_PROBLEM:_
Below is a listing; reproduce each line of it exactly.

* * *

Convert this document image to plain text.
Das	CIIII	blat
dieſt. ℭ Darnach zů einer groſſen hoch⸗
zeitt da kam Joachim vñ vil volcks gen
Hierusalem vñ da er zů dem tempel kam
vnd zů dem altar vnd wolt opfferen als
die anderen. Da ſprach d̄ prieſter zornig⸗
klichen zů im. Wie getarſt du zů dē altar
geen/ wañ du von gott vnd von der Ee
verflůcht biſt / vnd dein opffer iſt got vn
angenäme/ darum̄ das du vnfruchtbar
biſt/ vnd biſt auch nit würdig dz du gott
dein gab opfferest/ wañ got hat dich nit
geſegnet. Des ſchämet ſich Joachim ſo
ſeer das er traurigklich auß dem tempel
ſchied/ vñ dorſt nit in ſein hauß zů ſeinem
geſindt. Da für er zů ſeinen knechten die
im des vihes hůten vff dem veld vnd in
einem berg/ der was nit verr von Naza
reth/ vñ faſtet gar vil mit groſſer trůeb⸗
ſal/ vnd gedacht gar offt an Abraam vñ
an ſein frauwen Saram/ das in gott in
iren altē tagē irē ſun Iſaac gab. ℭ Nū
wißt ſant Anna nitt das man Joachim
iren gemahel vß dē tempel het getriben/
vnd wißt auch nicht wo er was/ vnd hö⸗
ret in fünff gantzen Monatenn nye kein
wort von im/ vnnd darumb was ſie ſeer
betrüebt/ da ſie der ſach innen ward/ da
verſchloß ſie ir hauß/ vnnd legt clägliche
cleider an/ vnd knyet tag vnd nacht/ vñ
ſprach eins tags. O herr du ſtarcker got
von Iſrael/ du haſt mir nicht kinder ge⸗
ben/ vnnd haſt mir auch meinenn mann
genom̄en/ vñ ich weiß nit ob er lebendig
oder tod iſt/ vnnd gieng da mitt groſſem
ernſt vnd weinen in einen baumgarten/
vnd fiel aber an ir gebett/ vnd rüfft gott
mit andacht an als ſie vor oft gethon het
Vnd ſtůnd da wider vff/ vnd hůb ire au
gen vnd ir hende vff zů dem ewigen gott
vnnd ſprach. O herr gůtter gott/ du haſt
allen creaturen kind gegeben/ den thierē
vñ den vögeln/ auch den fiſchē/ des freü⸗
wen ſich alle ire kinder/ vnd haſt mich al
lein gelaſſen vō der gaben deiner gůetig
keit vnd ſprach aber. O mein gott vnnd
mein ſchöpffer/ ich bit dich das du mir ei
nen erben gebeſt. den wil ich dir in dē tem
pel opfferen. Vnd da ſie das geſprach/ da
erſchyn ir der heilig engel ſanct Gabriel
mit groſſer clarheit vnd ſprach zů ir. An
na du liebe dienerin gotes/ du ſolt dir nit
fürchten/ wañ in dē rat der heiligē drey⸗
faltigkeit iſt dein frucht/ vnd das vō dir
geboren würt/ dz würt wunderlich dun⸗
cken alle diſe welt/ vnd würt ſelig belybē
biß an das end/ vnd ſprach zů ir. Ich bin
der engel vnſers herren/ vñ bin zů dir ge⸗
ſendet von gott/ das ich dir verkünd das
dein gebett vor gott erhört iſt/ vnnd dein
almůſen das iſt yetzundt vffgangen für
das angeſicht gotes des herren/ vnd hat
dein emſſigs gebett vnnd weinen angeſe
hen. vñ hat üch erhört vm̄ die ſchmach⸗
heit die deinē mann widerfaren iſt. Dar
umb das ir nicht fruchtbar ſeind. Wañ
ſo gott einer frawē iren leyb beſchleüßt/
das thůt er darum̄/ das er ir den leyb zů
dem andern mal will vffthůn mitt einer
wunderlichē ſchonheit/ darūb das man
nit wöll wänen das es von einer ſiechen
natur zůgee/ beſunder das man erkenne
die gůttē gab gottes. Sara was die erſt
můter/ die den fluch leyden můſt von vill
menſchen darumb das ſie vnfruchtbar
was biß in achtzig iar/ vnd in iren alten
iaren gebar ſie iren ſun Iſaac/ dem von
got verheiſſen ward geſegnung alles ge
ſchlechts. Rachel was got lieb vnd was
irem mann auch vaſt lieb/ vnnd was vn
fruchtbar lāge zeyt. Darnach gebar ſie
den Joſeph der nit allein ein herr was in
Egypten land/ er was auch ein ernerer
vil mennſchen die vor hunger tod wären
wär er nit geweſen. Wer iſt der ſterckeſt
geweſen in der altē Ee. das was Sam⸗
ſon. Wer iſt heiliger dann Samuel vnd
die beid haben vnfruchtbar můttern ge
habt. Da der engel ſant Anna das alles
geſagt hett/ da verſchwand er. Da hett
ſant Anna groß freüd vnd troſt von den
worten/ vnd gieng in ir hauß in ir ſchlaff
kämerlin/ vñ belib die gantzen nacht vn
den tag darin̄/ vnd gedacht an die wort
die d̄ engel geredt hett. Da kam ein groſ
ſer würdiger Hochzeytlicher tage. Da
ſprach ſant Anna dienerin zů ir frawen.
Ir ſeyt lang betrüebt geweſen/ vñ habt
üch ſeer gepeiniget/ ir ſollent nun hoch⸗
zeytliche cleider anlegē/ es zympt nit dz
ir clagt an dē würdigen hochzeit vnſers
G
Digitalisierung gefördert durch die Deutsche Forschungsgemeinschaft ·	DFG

* * *

_ANSWER BOX:_
Convert this document image to plain text.
Das	CIIII	blat
dieſt. ℭ Darnach zů einer groſſen hoch⸗
zeitt da kam Joachim vñ vil volcks gen
Hierusalem vñ da er zů dem tempel kam
vnd zů dem altar vnd wolt opfferen als
die anderen. Da ſprach d̄ prieſter zornig⸗
klichen zů im. Wie getarſt du zů dē altar
geen/ wañ du von gott vnd von der Ee
verflůcht biſt / vnd dein opffer iſt got vn
angenäme/ darum̄ das du vnfruchtbar
biſt/ vnd biſt auch nit würdig dz du gott
dein gab opfferest/ wañ got hat dich nit
geſegnet. Des ſchämet ſich Joachim ſo
ſeer das er traurigklich auß dem tempel
ſchied/ vñ dorſt nit in ſein hauß zů ſeinem
geſindt. Da für er zů ſeinen knechten die
im des vihes hůten vff dem veld vnd in
einem berg/ der was nit verr von Naza
reth/ vñ faſtet gar vil mit groſſer trůeb⸗
ſal/ vnd gedacht gar offt an Abraam vñ
an ſein frauwen Saram/ das in gott in
iren altē tagē irē ſun Iſaac gab. ℭ Nū
wißt ſant Anna nitt das man Joachim
iren gemahel vß dē tempel het getriben/
vnd wißt auch nicht wo er was/ vnd hö⸗
ret in fünff gantzen Monatenn nye kein
wort von im/ vnnd darumb was ſie ſeer
betrüebt/ da ſie der ſach innen ward/ da
verſchloß ſie ir hauß/ vnnd legt clägliche
cleider an/ vnd knyet tag vnd nacht/ vñ
ſprach eins tags. O herr du ſtarcker got
von Iſrael/ du haſt mir nicht kinder ge⸗
ben/ vnnd haſt mir auch meinenn mann
genom̄en/ vñ ich weiß nit ob er lebendig
oder tod iſt/ vnnd gieng da mitt groſſem
ernſt vnd weinen in einen baumgarten/
vnd fiel aber an ir gebett/ vnd rüfft gott
mit andacht an als ſie vor oft gethon het
Vnd ſtůnd da wider vff/ vnd hůb ire au
gen vnd ir hende vff zů dem ewigen gott
vnnd ſprach. O herr gůtter gott/ du haſt
allen creaturen kind gegeben/ den thierē
vñ den vögeln/ auch den fiſchē/ des freü⸗
wen ſich alle ire kinder/ vnd haſt mich al
lein gelaſſen vō der gaben deiner gůetig
keit vnd ſprach aber. O mein gott vnnd
mein ſchöpffer/ ich bit dich das du mir ei
nen erben gebeſt. den wil ich dir in dē tem
pel opfferen. Vnd da ſie das geſprach/ da
erſchyn ir der heilig engel ſanct Gabriel
mit groſſer clarheit vnd ſprach zů ir. An
na du liebe dienerin gotes/ du ſolt dir nit
fürchten/ wañ in dē rat der heiligē drey⸗
faltigkeit iſt dein frucht/ vnd das vō dir
geboren würt/ dz würt wunderlich dun⸗
cken alle diſe welt/ vnd würt ſelig belybē
biß an das end/ vnd ſprach zů ir. Ich bin
der engel vnſers herren/ vñ bin zů dir ge⸗
ſendet von gott/ das ich dir verkünd das
dein gebett vor gott erhört iſt/ vnnd dein
almůſen das iſt yetzundt vffgangen für
das angeſicht gotes des herren/ vnd hat
dein emſſigs gebett vnnd weinen angeſe
hen. vñ hat üch erhört vm̄ die ſchmach⸗
heit die deinē mann widerfaren iſt. Dar
umb das ir nicht fruchtbar ſeind. Wañ
ſo gott einer frawē iren leyb beſchleüßt/
das thůt er darum̄/ das er ir den leyb zů
dem andern mal will vffthůn mitt einer
wunderlichē ſchonheit/ darūb das man
nit wöll wänen das es von einer ſiechen
natur zůgee/ beſunder das man erkenne
die gůttē gab gottes. Sara was die erſt
můter/ die den fluch leyden můſt von vill
menſchen darumb das ſie vnfruchtbar
was biß in achtzig iar/ vnd in iren alten
iaren gebar ſie iren ſun Iſaac/ dem von
got verheiſſen ward geſegnung alles ge
ſchlechts. Rachel was got lieb vnd was
irem mann auch vaſt lieb/ vnnd was vn
fruchtbar lāge zeyt. Darnach gebar ſie
den Joſeph der nit allein ein herr was in
Egypten land/ er was auch ein ernerer
vil mennſchen die vor hunger tod wären
wär er nit geweſen. Wer iſt der ſterckeſt
geweſen in der altē Ee. das was Sam⸗
ſon. Wer iſt heiliger dann Samuel vnd
die beid haben vnfruchtbar můttern ge
habt. Da der engel ſant Anna das alles
geſagt hett/ da verſchwand er. Da hett
ſant Anna groß freüd vnd troſt von den
worten/ vnd gieng in ir hauß in ir ſchlaff
kämerlin/ vñ belib die gantzen nacht vn
den tag darin̄/ vnd gedacht an die wort
die d̄ engel geredt hett. Da kam ein groſ
ſer würdiger Hochzeytlicher tage. Da
ſprach ſant Anna dienerin zů ir frawen.
Ir ſeyt lang betrüebt geweſen/ vñ habt
üch ſeer gepeiniget/ ir ſollent nun hoch⸗
zeytliche cleider anlegē/ es zympt nit dz
ir clagt an dē würdigen hochzeit vnſers
G
Digitalisierung gefördert durch die Deutsche Forschungsgemeinschaft ·	DFG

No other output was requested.